_Task to complete_
Would you transcribe all of the data exactly, down to the last character?

_The input_
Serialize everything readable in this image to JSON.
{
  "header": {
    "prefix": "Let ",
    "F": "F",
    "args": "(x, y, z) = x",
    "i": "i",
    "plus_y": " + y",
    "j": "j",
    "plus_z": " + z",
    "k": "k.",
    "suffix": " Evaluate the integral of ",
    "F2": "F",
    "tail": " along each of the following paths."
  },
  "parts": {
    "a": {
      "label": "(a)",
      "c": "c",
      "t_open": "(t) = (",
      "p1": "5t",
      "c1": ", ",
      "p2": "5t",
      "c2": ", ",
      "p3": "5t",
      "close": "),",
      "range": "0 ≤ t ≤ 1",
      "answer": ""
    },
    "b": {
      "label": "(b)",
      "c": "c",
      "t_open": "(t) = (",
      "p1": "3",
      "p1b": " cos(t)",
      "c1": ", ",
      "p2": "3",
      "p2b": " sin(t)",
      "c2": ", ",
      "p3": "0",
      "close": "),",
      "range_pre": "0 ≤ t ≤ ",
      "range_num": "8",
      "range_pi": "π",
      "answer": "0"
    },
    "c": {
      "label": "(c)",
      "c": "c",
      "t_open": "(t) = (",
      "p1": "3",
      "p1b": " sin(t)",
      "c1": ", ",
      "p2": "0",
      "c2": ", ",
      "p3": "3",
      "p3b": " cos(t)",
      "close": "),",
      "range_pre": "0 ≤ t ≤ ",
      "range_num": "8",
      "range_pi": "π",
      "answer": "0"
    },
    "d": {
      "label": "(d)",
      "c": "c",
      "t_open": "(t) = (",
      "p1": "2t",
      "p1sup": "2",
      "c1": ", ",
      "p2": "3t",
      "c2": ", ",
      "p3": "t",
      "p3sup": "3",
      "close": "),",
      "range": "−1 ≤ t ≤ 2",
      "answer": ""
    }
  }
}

_Response to the task_
Serialize everything readable in this image to JSON.
{
  "header": {
    "prefix": "Let ",
    "F": "F",
    "args": "(x, y, z) = x",
    "i": "i",
    "plus_y": " + y",
    "j": "j",
    "plus_z": " + z",
    "k": "k.",
    "suffix": " Evaluate the integral of ",
    "F2": "F",
    "tail": " along each of the following paths."
  },
  "parts": {
    "a": {
      "label": "(a)",
      "c": "c",
      "t_open": "(t) = (",
      "p1": "5t",
      "c1": ", ",
      "p2": "5t",
      "c2": ", ",
      "p3": "5t",
      "close": "),",
      "range": "0 ≤ t ≤ 1",
      "answer": ""
    },
    "b": {
      "label": "(b)",
      "c": "c",
      "t_open": "(t) = (",
      "p1": "3",
      "p1b": " cos(t)",
      "c1": ", ",
      "p2": "3",
      "p2b": " sin(t)",
      "c2": ", ",
      "p3": "0",
      "close": "),",
      "range_pre": "0 ≤ t ≤ ",
      "range_num": "8",
      "range_pi": "π",
      "answer": "0"
    },
    "c": {
      "label": "(c)",
      "c": "c",
      "t_open": "(t) = (",
      "p1": "3",
      "p1b": " sin(t)",
      "c1": ", ",
      "p2": "0",
      "c2": ", ",
      "p3": "3",
      "p3b": " cos(t)",
      "close": "),",
      "range_pre": "0 ≤ t ≤ ",
      "range_num": "8",
      "range_pi": "π",
      "answer": "0"
    },
    "d": {
      "label": "(d)",
      "c": "c",
      "t_open": "(t) = (",
      "p1": "2t",
      "p1sup": "2",
      "c1": ", ",
      "p2": "3t",
      "c2": ", ",
      "p3": "t",
      "p3sup": "3",
      "close": "),",
      "range": "−1 ≤ t ≤ 2",
      "answer": ""
    }
  }
}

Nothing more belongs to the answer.